What is required: Pick out all lines with the word "title" from the records that follow.

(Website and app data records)
▶

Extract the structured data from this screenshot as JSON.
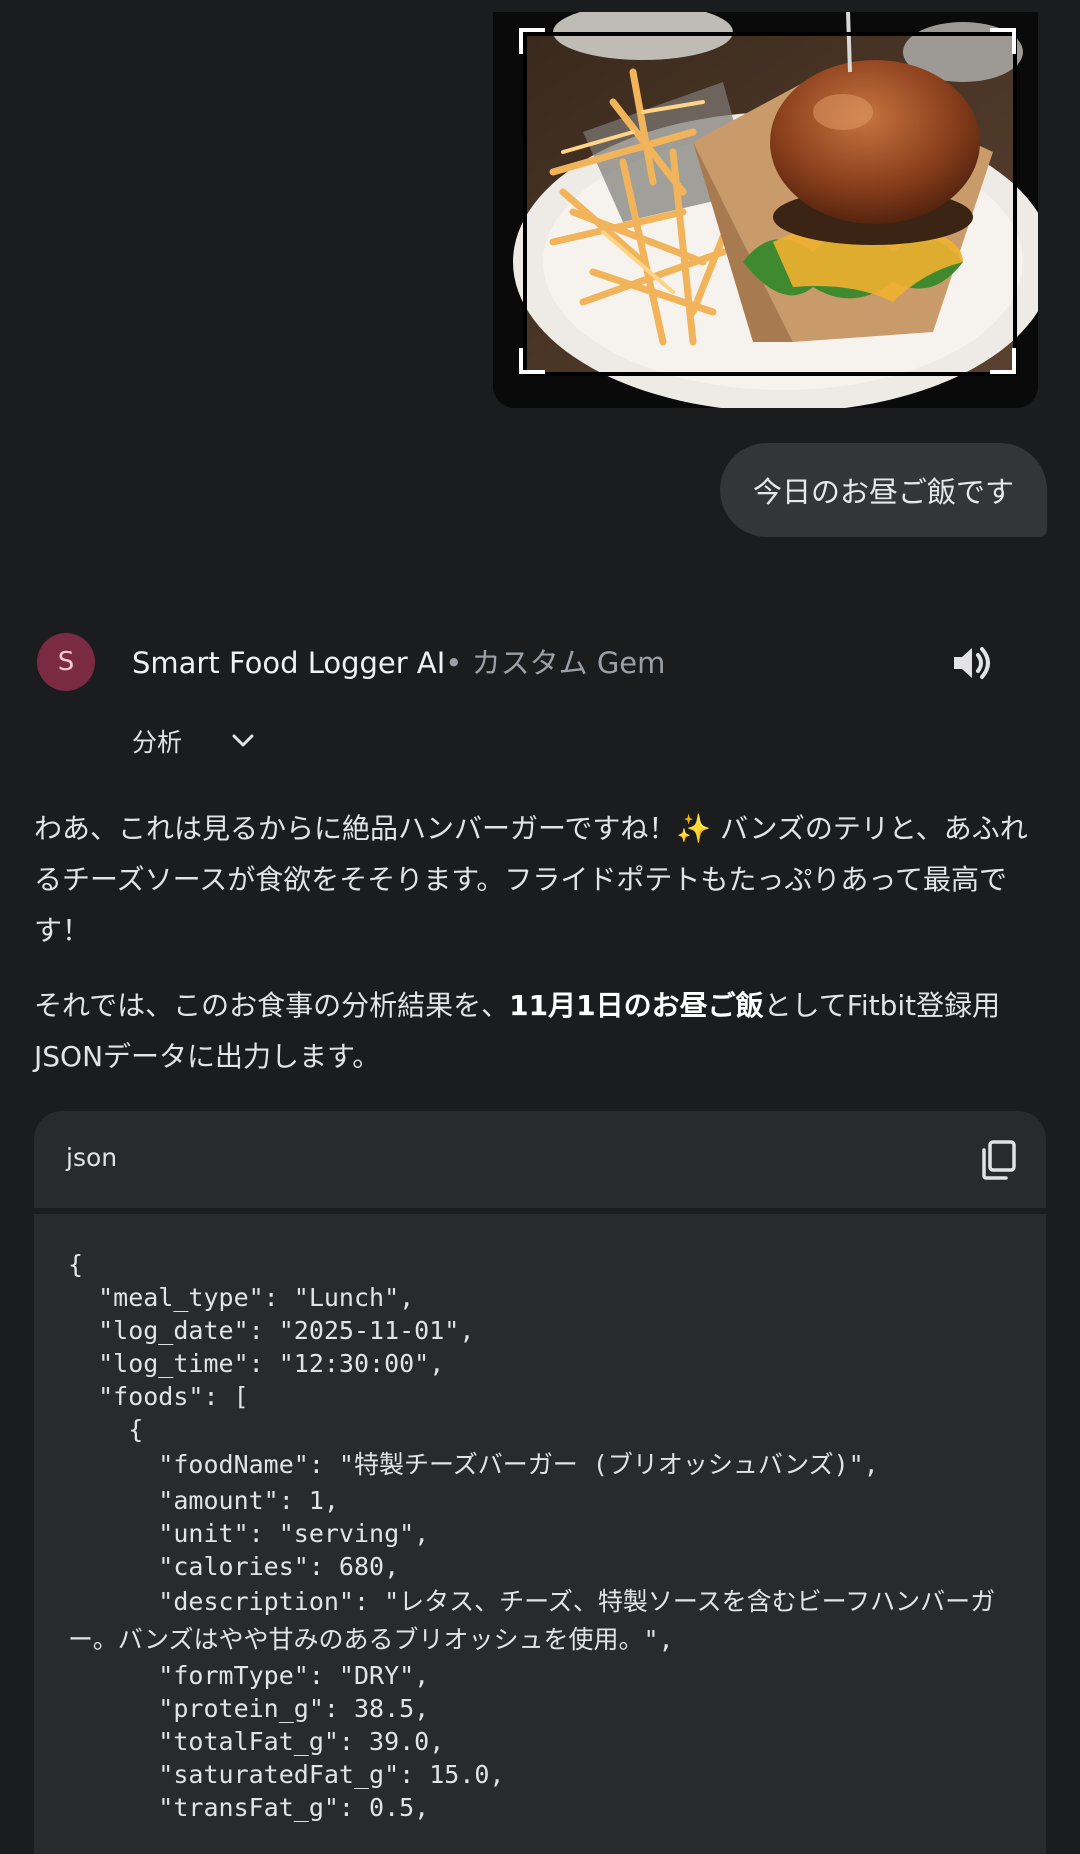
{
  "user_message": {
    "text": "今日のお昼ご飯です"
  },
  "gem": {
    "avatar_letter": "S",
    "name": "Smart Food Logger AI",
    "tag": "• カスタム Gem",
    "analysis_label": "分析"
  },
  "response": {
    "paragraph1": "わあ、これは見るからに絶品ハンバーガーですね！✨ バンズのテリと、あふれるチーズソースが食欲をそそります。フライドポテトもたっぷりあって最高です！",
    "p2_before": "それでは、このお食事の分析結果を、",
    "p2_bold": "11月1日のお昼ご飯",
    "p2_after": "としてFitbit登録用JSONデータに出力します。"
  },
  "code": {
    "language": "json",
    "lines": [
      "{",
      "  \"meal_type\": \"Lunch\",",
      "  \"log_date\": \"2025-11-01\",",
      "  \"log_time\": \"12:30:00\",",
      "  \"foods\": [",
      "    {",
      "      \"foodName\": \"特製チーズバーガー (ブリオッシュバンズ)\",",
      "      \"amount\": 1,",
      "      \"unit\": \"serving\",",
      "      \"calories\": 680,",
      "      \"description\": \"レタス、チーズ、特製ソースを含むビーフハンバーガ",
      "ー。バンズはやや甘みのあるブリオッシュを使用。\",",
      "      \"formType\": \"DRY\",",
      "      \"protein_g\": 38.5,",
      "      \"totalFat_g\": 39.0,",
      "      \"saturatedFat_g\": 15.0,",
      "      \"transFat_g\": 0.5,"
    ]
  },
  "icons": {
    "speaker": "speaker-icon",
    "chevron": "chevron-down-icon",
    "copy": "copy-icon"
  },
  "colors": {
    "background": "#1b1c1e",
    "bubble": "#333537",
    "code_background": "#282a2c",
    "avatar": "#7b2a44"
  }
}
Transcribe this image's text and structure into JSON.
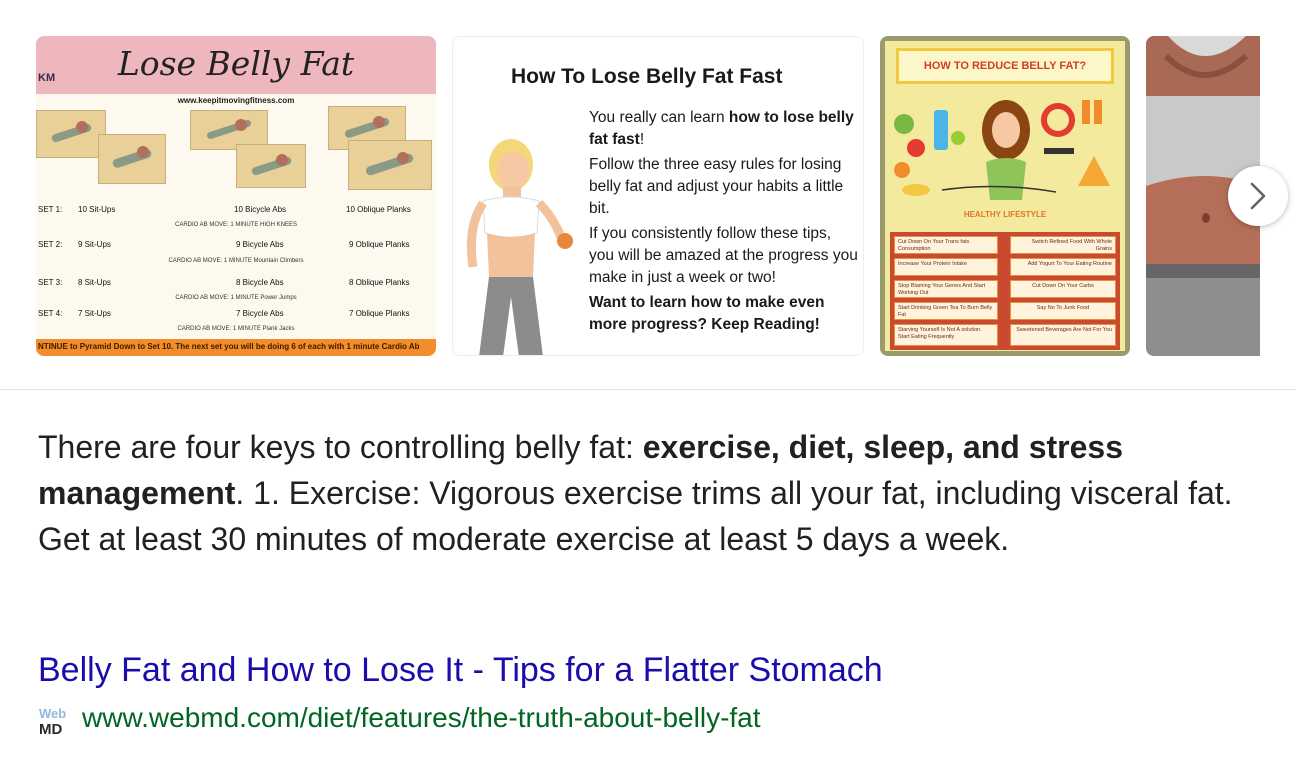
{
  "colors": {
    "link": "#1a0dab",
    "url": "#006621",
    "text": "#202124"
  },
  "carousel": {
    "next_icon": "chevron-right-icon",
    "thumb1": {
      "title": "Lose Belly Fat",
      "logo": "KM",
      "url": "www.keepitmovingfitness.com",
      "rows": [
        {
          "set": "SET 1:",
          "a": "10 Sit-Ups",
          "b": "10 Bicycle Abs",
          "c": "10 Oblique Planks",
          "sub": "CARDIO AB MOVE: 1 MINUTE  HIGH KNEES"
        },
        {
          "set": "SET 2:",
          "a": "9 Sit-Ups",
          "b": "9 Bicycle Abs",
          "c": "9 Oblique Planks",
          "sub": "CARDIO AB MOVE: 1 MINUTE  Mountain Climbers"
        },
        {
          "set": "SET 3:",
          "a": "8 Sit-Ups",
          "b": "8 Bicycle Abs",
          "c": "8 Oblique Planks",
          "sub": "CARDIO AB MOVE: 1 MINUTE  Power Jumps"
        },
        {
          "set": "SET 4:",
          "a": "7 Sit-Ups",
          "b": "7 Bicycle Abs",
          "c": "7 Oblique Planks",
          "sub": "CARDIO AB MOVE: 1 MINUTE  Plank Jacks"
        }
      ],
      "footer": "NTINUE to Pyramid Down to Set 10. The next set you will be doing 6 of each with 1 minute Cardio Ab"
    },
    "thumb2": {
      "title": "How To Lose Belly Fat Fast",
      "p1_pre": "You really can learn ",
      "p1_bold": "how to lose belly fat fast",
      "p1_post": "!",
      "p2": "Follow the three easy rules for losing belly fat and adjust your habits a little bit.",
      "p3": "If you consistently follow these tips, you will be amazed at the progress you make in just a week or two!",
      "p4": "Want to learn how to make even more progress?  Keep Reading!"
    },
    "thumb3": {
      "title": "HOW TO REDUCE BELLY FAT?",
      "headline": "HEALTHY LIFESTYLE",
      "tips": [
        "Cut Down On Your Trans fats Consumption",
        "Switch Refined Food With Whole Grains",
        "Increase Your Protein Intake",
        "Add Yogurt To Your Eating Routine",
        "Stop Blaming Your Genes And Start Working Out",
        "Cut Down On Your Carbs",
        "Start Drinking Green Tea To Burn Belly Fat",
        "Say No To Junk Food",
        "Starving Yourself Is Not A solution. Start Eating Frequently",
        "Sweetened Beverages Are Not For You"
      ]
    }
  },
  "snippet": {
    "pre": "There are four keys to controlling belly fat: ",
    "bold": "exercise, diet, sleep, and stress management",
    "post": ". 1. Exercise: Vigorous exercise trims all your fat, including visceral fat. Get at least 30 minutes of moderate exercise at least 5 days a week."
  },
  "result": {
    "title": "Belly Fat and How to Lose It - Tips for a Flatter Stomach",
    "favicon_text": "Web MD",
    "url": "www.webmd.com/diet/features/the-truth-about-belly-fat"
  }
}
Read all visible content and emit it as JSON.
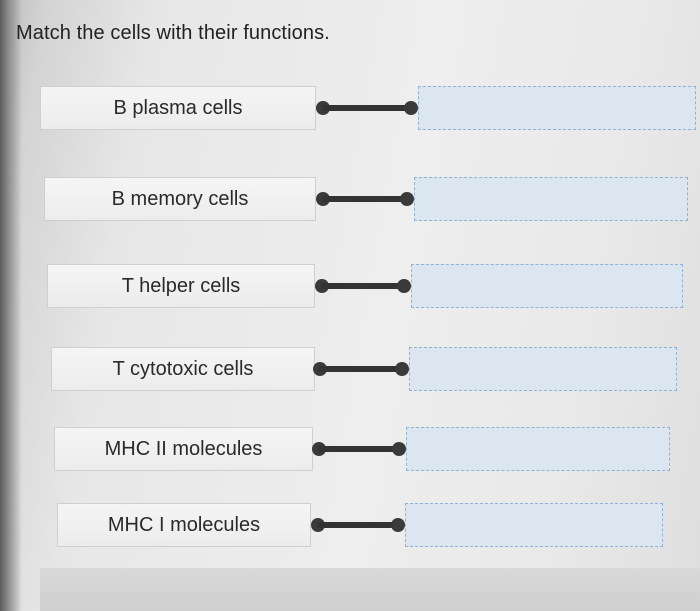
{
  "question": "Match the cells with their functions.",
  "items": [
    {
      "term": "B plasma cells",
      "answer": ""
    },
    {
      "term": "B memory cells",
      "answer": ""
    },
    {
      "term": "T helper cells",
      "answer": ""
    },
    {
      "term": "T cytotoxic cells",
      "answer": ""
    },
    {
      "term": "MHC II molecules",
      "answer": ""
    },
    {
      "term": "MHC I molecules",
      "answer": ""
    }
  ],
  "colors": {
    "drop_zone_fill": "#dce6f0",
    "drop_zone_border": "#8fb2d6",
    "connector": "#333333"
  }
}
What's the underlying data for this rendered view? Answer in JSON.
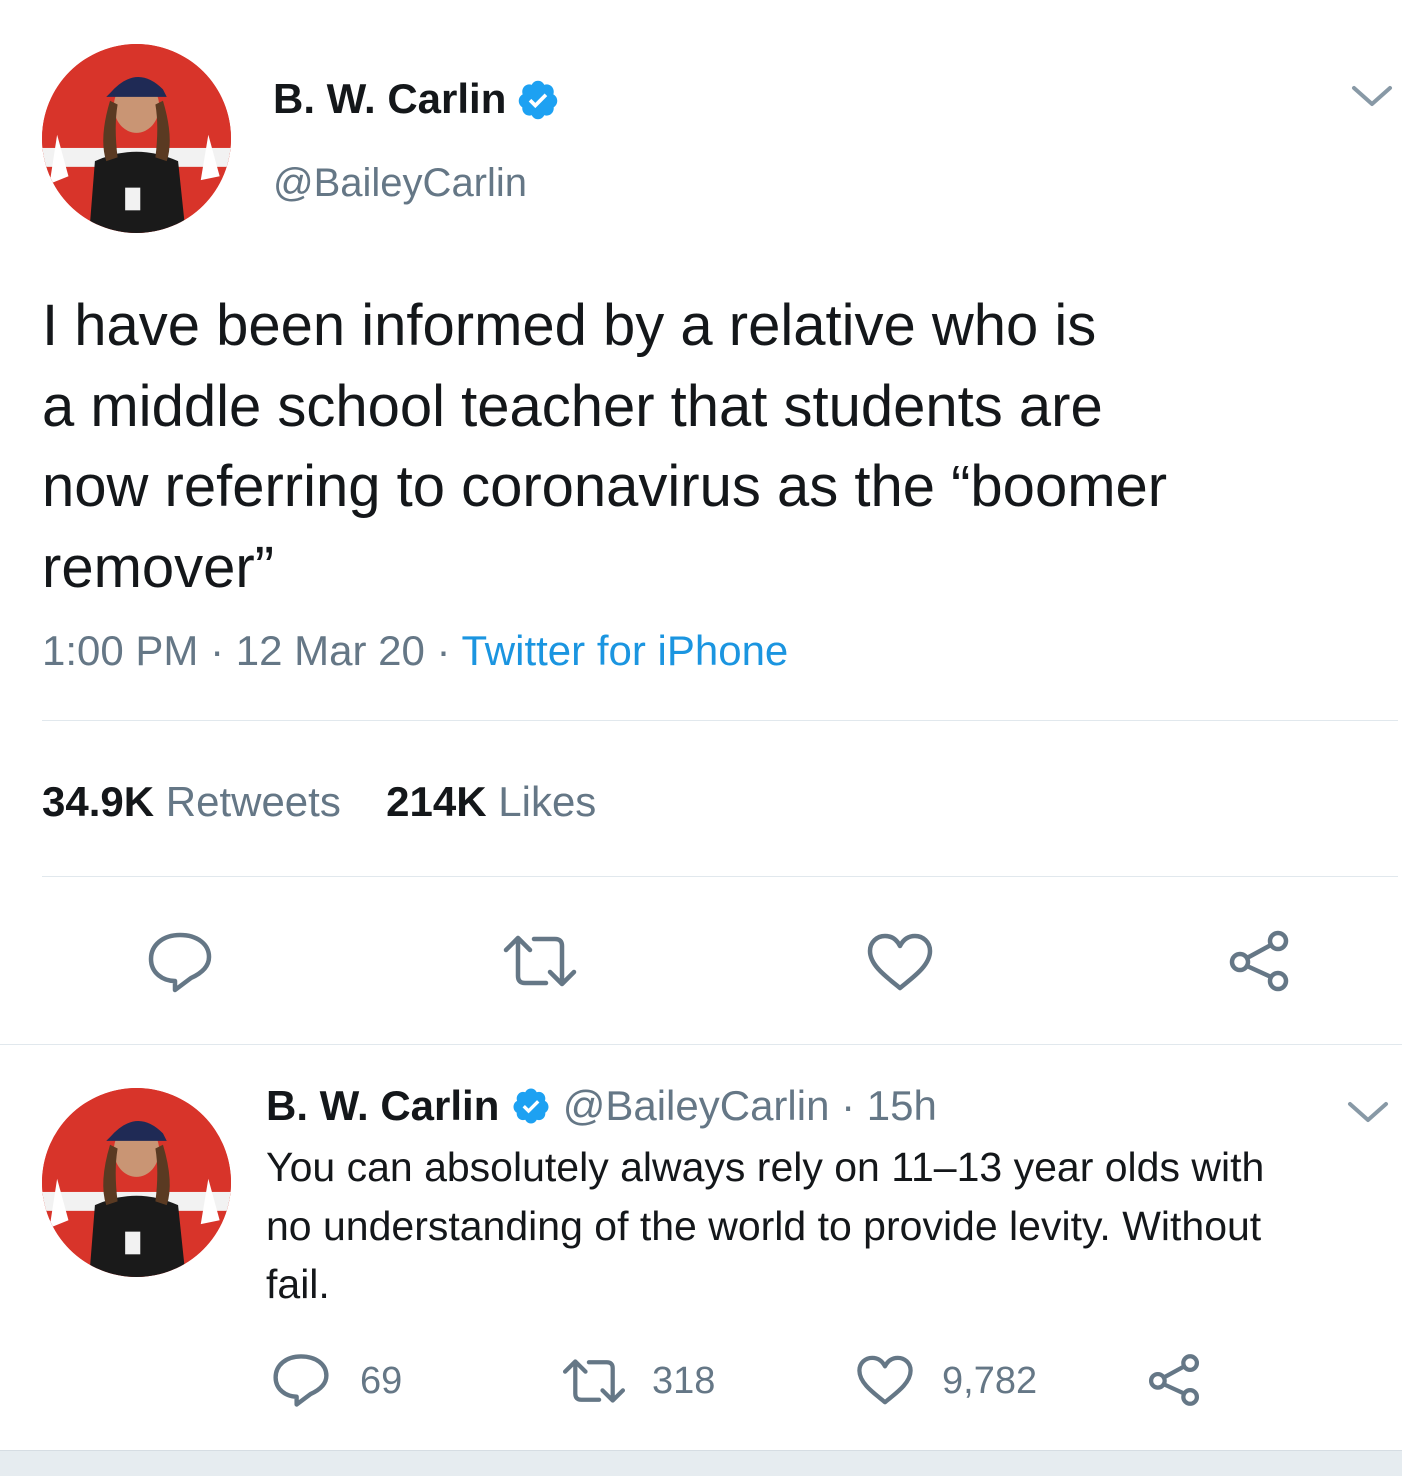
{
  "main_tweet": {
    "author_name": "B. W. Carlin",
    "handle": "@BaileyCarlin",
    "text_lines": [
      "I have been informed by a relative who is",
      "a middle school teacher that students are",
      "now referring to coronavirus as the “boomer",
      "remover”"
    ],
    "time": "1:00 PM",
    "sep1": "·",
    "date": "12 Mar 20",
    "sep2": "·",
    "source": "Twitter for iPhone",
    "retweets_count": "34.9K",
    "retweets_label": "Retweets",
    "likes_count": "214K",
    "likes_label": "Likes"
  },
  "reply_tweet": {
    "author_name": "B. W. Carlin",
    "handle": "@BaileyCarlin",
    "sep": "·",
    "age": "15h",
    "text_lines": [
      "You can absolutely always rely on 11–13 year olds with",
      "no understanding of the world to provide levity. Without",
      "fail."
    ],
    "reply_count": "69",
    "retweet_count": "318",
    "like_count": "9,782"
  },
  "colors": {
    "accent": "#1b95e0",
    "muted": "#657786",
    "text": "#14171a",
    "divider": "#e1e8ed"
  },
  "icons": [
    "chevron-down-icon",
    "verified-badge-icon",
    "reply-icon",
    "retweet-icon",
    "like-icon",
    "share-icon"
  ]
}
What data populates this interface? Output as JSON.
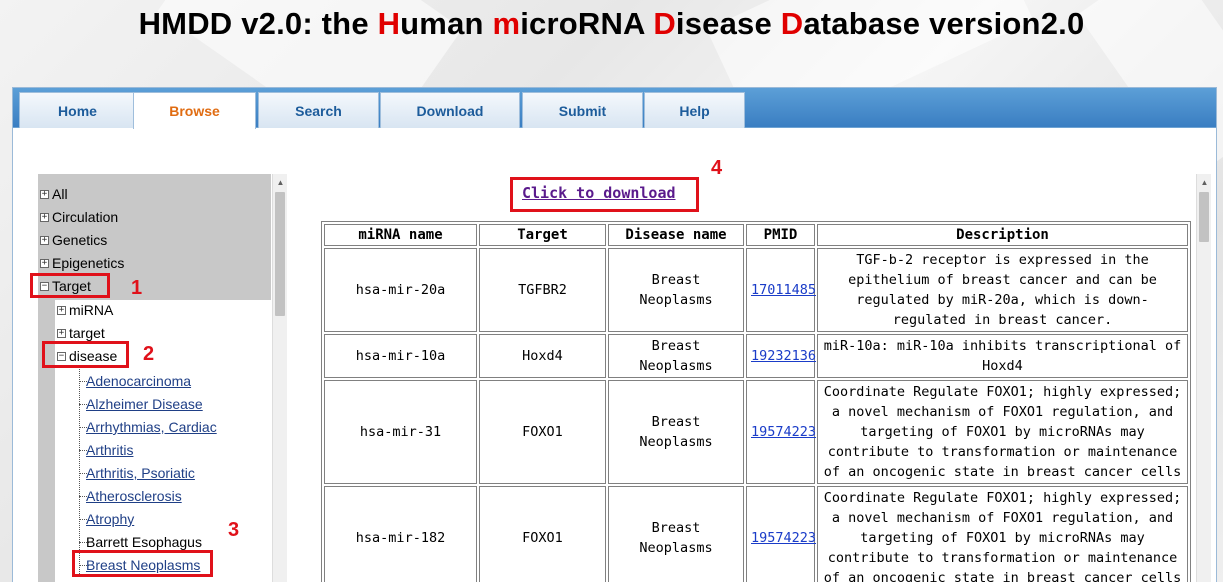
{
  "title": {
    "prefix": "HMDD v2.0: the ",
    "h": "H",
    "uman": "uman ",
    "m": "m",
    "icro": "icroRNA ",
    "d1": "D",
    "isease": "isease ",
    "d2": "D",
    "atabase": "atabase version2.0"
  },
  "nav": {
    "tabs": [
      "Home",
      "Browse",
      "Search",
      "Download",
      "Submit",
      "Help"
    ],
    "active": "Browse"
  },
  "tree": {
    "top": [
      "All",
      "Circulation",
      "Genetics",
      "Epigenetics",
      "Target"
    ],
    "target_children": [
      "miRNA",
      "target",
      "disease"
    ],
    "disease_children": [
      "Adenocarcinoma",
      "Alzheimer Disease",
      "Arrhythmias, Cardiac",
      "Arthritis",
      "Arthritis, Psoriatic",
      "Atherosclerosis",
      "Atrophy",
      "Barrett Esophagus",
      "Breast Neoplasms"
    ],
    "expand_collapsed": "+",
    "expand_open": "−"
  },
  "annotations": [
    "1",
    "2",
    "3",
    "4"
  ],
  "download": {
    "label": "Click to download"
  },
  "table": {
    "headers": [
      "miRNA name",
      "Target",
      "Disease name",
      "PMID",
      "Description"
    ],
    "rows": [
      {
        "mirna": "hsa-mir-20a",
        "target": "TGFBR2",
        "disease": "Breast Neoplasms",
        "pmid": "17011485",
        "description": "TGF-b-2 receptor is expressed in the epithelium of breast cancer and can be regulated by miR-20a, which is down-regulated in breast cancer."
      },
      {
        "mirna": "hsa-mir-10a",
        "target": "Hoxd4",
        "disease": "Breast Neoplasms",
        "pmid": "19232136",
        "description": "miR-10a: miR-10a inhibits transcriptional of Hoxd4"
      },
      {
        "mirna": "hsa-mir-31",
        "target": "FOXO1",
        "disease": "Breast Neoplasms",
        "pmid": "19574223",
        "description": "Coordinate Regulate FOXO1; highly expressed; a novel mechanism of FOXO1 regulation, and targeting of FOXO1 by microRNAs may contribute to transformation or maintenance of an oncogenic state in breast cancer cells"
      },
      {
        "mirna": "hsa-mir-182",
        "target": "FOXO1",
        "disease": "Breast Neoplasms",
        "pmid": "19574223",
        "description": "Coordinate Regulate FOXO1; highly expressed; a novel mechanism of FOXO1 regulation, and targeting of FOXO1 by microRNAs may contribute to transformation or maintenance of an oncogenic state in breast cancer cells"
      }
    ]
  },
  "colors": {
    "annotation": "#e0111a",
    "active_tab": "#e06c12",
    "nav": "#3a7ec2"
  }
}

◀

The completed task:
      "title": "Lose Belly Fat",
      "title": "How To Lose Belly Fat Fast",
      "title": "HOW TO REDUCE BELLY FAT?",
    "title": "Belly Fat and How to Lose It - Tips for a Flatter Stomach",
  "title": {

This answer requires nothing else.